◆ **EXERCISE OBJECTIVE**: Skip every image and restate the data word for word.

-*-*-

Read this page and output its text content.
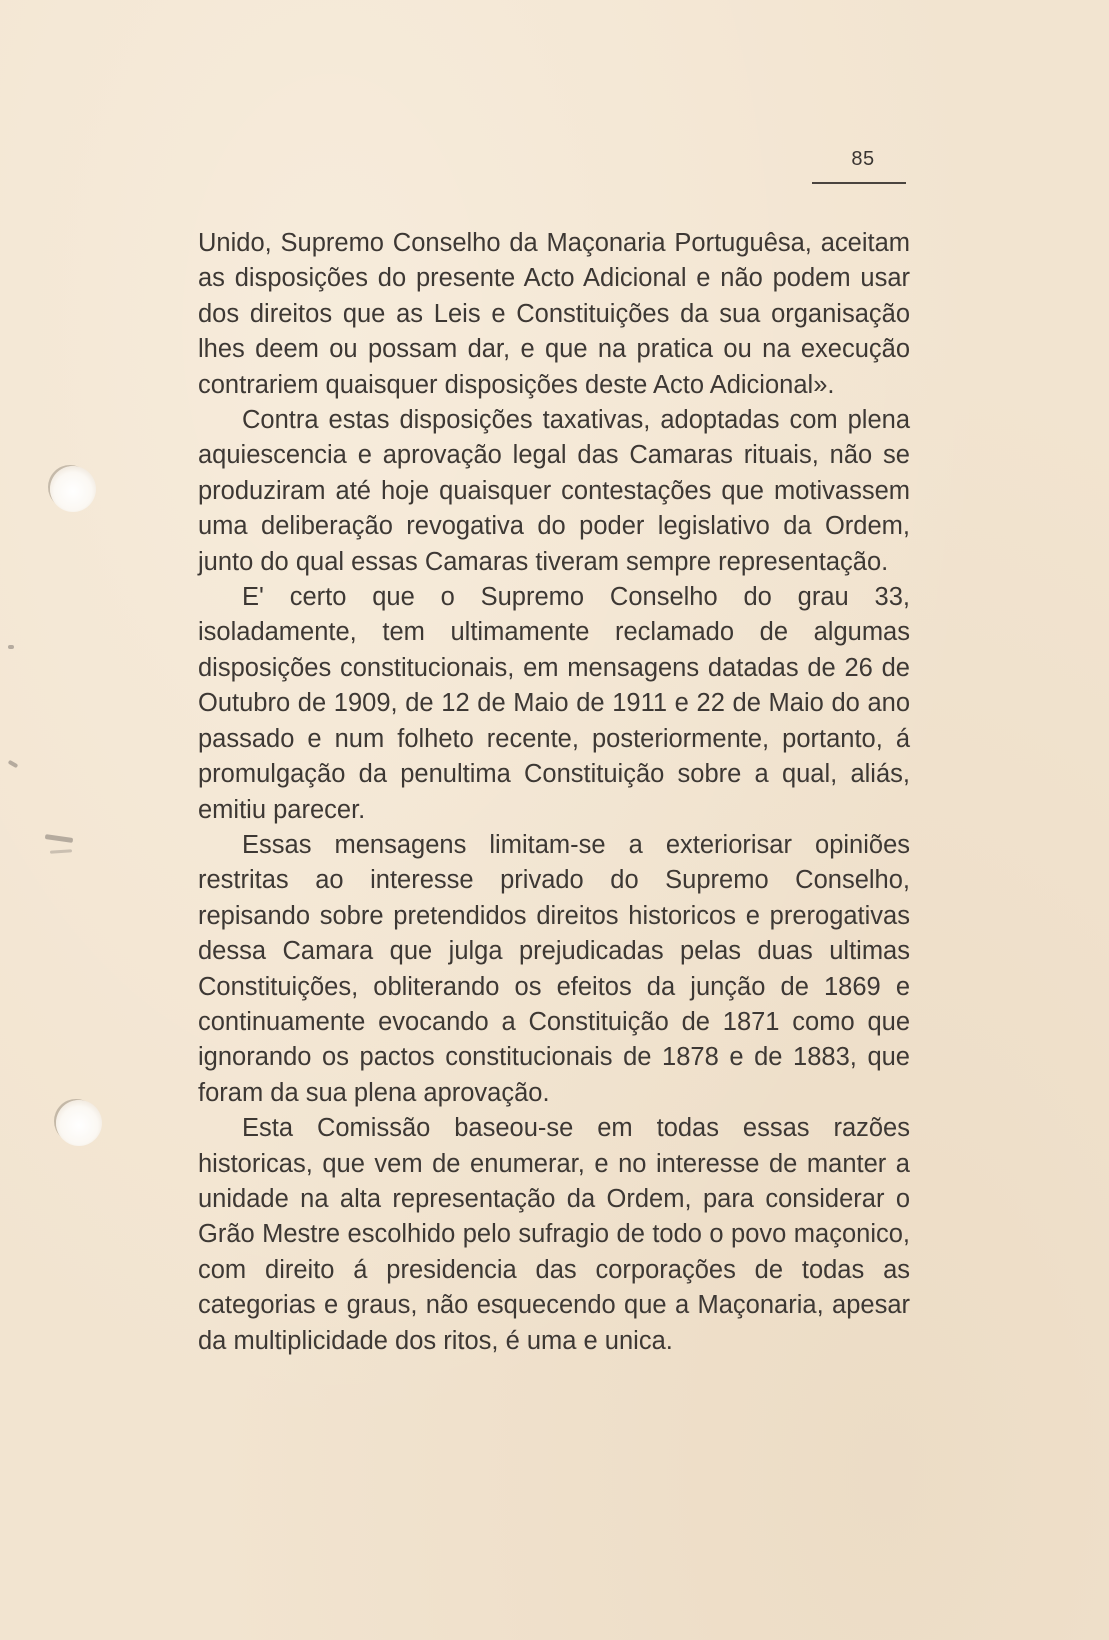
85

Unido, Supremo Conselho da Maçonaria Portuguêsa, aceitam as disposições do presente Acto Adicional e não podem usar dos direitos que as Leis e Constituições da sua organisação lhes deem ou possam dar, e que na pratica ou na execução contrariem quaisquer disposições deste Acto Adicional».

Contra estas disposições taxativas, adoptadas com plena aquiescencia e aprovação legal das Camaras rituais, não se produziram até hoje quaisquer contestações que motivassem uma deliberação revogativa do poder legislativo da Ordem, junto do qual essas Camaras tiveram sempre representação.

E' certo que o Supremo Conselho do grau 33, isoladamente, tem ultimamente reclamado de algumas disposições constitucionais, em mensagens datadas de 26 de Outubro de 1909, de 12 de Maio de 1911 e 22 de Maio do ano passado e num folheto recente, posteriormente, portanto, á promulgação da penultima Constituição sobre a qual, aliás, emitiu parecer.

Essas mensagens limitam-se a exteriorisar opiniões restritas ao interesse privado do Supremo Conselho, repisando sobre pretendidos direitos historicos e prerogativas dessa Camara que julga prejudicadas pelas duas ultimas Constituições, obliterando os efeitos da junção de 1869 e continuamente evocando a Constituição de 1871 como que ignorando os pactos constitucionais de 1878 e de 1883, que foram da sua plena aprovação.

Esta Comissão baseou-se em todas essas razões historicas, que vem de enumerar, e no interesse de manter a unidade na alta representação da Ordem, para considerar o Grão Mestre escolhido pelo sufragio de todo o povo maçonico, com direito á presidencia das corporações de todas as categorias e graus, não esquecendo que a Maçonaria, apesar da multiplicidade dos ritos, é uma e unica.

-*-*-

◆ **FULL SOLUTION**:
Read this page and output its text content.
85

Unido, Supremo Conselho da Maçonaria Portuguêsa, aceitam as disposições do presente Acto Adicional e não podem usar dos direitos que as Leis e Constituições da sua organisação lhes deem ou possam dar, e que na pratica ou na execução contrariem quaisquer disposições deste Acto Adicional».

Contra estas disposições taxativas, adoptadas com plena aquiescencia e aprovação legal das Camaras rituais, não se produziram até hoje quaisquer contestações que motivassem uma deliberação revogativa do poder legislativo da Ordem, junto do qual essas Camaras tiveram sempre representação.

E' certo que o Supremo Conselho do grau 33, isoladamente, tem ultimamente reclamado de algumas disposições constitucionais, em mensagens datadas de 26 de Outubro de 1909, de 12 de Maio de 1911 e 22 de Maio do ano passado e num folheto recente, posteriormente, portanto, á promulgação da penultima Constituição sobre a qual, aliás, emitiu parecer.

Essas mensagens limitam-se a exteriorisar opiniões restritas ao interesse privado do Supremo Conselho, repisando sobre pretendidos direitos historicos e prerogativas dessa Camara que julga prejudicadas pelas duas ultimas Constituições, obliterando os efeitos da junção de 1869 e continuamente evocando a Constituição de 1871 como que ignorando os pactos constitucionais de 1878 e de 1883, que foram da sua plena aprovação.

Esta Comissão baseou-se em todas essas razões historicas, que vem de enumerar, e no interesse de manter a unidade na alta representação da Ordem, para considerar o Grão Mestre escolhido pelo sufragio de todo o povo maçonico, com direito á presidencia das corporações de todas as categorias e graus, não esquecendo que a Maçonaria, apesar da multiplicidade dos ritos, é uma e unica.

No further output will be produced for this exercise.